INSTRUCTION: Locate the lines where "avbländning" occurs and copy them as they stand.

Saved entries
━━━━━━━━━━━━━━━━

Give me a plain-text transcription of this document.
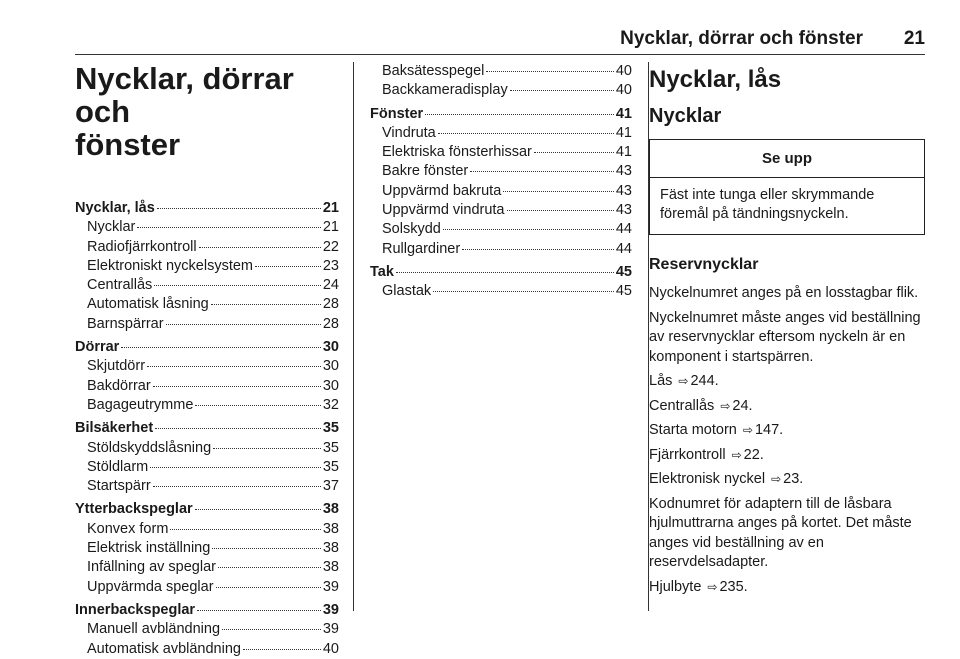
Nycklar, dörrar och fönster 21
Nycklar, dörrar och
fönster
Nycklar, lås	21
Nycklar	21
Radiofjärrkontroll	22
Elektroniskt nyckelsystem	23
Centrallås	24
Automatisk låsning	28
Barnspärrar	28
Dörrar	30
Skjutdörr	30
Bakdörrar	30
Bagageutrymme	32
Bilsäkerhet	35
Stöldskyddslåsning	35
Stöldlarm	35
Startspärr	37
Ytterbackspeglar	38
Konvex form	38
Elektrisk inställning	38
Infällning av speglar	38
Uppvärmda speglar	39
Innerbackspeglar	39
Manuell avbländning	39
Automatisk avbländning	40
Baksätesspegel	40
Backkameradisplay	40
Fönster	41
Vindruta	41
Elektriska fönsterhissar	41
Bakre fönster	43
Uppvärmd bakruta	43
Uppvärmd vindruta	43
Solskydd	44
Rullgardiner	44
Tak	45
Glastak	45
Nycklar, lås
Nycklar
Se upp
Fäst inte tunga eller skrymmande föremål på tändningsnyckeln.
Reservnycklar

Nyckelnumret anges på en losstagbar flik.

Nyckelnumret måste anges vid beställning av reservnycklar eftersom nyckeln är en komponent i startspärren.

Lås ⇨ 244.

Centrallås ⇨ 24.

Starta motorn ⇨ 147.

Fjärrkontroll ⇨ 22.

Elektronisk nyckel ⇨ 23.

Kodnumret för adaptern till de låsbara hjulmuttrarna anges på kortet. Det måste anges vid beställning av en reservdelsadapter.

Hjulbyte ⇨ 235.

━━━━━━━━━━━━━━━━

FINAL RESULT:
Manuell avbländning	39
Automatisk avbländning	40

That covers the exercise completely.